--- Start of Records provided ---

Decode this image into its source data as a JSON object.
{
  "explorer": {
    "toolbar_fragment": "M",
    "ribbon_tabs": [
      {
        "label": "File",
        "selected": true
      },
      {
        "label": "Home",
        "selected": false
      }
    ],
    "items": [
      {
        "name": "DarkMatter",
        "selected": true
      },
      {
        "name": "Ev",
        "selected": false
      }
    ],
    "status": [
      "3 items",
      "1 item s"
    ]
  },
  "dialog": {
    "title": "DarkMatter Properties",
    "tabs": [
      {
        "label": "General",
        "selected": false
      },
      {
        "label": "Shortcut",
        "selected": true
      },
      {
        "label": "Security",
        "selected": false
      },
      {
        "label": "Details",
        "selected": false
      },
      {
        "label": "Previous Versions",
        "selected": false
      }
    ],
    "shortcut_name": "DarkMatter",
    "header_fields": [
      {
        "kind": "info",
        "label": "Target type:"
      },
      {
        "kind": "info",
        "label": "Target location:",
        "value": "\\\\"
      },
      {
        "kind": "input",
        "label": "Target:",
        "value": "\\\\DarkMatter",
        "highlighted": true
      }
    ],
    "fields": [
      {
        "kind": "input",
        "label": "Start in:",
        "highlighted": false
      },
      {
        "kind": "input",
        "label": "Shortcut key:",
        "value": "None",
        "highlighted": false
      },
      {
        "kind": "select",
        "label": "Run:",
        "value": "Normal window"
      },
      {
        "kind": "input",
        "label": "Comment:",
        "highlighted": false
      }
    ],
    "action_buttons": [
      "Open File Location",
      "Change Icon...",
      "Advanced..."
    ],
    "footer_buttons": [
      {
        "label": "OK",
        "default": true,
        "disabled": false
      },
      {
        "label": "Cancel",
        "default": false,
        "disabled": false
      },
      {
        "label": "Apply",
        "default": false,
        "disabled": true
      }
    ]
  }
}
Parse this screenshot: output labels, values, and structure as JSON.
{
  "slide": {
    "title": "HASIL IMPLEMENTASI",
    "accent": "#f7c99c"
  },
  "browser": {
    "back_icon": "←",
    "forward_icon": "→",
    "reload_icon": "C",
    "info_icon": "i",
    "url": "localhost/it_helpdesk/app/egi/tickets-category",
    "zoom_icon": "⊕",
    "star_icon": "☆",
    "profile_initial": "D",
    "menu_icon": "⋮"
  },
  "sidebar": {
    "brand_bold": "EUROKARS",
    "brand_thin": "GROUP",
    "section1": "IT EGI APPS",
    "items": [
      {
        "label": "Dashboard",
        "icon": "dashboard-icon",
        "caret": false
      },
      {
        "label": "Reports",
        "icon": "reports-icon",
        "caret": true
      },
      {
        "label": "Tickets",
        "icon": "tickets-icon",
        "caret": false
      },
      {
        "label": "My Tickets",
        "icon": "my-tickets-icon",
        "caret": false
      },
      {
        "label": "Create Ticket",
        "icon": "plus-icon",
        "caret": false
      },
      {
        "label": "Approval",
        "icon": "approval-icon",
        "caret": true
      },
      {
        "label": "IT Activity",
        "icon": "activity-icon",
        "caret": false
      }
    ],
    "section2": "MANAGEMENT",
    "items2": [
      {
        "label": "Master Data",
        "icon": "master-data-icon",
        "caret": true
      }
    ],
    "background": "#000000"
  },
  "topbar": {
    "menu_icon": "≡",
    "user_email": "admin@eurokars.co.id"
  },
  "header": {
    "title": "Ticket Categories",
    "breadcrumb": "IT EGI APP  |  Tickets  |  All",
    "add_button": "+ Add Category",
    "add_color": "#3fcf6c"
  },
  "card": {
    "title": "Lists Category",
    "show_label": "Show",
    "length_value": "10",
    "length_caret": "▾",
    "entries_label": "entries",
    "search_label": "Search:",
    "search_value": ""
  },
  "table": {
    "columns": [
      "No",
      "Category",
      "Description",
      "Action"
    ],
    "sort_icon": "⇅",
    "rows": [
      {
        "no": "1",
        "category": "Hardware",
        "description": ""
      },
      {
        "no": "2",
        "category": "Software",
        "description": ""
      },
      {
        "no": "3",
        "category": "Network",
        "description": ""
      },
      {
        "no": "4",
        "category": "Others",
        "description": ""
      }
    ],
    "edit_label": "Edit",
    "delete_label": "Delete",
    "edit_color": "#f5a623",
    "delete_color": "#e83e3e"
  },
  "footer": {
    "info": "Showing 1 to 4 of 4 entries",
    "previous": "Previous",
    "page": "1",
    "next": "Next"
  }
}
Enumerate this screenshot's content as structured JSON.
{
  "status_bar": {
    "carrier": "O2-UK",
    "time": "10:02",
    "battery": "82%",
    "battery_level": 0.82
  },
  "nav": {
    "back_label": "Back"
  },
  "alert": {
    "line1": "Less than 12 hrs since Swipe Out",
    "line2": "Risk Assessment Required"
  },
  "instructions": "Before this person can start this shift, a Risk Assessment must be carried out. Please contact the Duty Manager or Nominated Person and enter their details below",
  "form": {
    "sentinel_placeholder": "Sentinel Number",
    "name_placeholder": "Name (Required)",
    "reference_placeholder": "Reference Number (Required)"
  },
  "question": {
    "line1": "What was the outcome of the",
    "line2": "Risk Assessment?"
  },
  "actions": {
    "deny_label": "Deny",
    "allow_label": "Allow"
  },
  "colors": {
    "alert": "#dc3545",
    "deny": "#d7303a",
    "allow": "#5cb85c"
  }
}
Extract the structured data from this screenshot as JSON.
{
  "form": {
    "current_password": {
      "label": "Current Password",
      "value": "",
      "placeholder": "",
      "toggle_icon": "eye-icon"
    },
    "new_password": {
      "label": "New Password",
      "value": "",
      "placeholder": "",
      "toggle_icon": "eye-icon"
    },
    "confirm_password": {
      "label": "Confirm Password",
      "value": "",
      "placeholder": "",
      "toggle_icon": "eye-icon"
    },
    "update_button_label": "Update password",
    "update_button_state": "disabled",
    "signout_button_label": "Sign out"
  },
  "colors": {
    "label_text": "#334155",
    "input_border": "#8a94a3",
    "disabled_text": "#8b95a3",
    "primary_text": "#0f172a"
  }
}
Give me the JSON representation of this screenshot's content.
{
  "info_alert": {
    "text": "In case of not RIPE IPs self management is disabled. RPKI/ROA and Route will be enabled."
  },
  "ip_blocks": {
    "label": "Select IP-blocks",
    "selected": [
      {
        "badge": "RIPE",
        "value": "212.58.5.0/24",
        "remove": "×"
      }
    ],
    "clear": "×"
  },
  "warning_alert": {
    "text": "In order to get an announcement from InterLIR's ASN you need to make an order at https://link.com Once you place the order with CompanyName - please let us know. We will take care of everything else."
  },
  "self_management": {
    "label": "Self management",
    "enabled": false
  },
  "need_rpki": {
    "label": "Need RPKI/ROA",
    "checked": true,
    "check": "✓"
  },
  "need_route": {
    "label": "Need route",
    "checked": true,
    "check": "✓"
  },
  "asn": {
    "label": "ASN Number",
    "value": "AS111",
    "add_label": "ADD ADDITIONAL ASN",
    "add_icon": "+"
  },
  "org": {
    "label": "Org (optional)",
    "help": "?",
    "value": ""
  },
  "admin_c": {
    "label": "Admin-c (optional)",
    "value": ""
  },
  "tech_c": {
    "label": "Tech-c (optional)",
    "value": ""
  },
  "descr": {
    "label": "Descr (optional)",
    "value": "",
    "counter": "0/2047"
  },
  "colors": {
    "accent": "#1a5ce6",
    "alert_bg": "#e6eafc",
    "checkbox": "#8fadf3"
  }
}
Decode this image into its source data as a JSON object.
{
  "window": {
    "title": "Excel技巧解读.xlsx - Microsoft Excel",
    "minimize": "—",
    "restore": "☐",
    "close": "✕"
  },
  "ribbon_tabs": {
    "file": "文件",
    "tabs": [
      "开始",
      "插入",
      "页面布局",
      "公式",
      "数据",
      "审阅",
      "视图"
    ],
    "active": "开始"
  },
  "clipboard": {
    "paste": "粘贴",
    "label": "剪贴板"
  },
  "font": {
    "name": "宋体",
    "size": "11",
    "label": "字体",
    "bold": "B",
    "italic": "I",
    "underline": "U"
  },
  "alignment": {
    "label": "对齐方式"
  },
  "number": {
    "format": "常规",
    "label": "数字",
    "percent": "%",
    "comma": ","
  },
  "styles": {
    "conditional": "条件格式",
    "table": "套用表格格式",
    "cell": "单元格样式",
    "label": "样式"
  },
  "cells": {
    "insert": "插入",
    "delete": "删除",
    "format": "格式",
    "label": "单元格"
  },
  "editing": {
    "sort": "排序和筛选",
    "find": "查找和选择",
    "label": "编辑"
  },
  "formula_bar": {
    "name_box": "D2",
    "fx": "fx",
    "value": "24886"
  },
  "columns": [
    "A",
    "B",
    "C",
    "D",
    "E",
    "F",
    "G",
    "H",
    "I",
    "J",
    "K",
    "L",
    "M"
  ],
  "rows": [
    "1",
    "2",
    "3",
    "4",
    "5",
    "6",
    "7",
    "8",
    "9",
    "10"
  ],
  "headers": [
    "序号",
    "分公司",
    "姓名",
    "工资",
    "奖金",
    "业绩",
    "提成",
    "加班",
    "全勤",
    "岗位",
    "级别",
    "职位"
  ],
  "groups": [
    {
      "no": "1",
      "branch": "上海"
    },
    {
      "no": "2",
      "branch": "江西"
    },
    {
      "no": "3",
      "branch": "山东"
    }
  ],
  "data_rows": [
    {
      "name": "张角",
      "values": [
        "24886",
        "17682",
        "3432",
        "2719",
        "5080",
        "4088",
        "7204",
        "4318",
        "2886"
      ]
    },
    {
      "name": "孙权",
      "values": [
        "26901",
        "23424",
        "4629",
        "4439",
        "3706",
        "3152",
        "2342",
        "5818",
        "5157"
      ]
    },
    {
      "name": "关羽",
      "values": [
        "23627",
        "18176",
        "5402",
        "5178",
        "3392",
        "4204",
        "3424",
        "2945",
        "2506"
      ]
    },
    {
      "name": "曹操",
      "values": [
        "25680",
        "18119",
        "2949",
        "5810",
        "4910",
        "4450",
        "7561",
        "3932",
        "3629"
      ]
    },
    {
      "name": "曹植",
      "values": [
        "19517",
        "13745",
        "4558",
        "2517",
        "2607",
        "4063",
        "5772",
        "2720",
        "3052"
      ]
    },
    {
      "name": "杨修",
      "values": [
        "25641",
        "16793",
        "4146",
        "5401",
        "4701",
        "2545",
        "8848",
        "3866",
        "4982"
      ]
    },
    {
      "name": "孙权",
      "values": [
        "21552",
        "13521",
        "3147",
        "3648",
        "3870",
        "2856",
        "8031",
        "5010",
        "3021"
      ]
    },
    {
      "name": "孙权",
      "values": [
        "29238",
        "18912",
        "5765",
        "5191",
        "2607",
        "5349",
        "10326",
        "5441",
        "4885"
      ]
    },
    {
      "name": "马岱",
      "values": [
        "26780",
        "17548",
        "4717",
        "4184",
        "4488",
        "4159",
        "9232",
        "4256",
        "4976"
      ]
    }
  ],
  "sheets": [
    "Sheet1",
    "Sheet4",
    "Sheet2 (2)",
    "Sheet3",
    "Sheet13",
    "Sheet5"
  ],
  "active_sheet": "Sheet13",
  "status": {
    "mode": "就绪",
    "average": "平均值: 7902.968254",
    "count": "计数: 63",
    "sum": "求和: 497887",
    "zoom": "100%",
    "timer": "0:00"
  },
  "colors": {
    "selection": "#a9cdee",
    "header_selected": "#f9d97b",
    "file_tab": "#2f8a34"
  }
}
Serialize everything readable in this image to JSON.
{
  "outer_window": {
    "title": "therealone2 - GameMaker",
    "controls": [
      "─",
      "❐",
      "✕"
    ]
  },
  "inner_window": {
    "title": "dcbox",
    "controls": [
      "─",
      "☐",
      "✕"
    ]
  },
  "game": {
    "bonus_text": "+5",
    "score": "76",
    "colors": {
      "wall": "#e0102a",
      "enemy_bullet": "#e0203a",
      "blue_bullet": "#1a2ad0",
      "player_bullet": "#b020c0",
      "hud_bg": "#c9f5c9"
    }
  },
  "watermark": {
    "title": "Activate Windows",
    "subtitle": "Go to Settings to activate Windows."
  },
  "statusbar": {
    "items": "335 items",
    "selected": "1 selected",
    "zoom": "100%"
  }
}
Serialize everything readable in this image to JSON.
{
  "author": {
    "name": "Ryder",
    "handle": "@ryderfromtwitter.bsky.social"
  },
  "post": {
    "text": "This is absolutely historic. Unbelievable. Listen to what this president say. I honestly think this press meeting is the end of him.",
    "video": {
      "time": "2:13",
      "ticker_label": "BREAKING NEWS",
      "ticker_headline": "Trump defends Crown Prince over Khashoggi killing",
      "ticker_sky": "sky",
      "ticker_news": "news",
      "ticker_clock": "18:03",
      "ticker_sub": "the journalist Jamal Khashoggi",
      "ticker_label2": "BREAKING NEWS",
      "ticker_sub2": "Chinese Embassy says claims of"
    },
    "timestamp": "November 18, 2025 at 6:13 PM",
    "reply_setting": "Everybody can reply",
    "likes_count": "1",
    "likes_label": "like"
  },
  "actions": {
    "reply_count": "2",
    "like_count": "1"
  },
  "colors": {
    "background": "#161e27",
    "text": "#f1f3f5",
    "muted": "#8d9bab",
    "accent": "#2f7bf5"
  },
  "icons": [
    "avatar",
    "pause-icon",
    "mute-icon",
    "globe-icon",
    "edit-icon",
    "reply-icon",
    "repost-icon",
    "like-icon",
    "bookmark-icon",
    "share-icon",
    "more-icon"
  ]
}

--- End of Records provided ---

→ What you are asked to do: State how many lines in the records above contain the word "DarkMatter", giving only the number.

→ Complete output: 4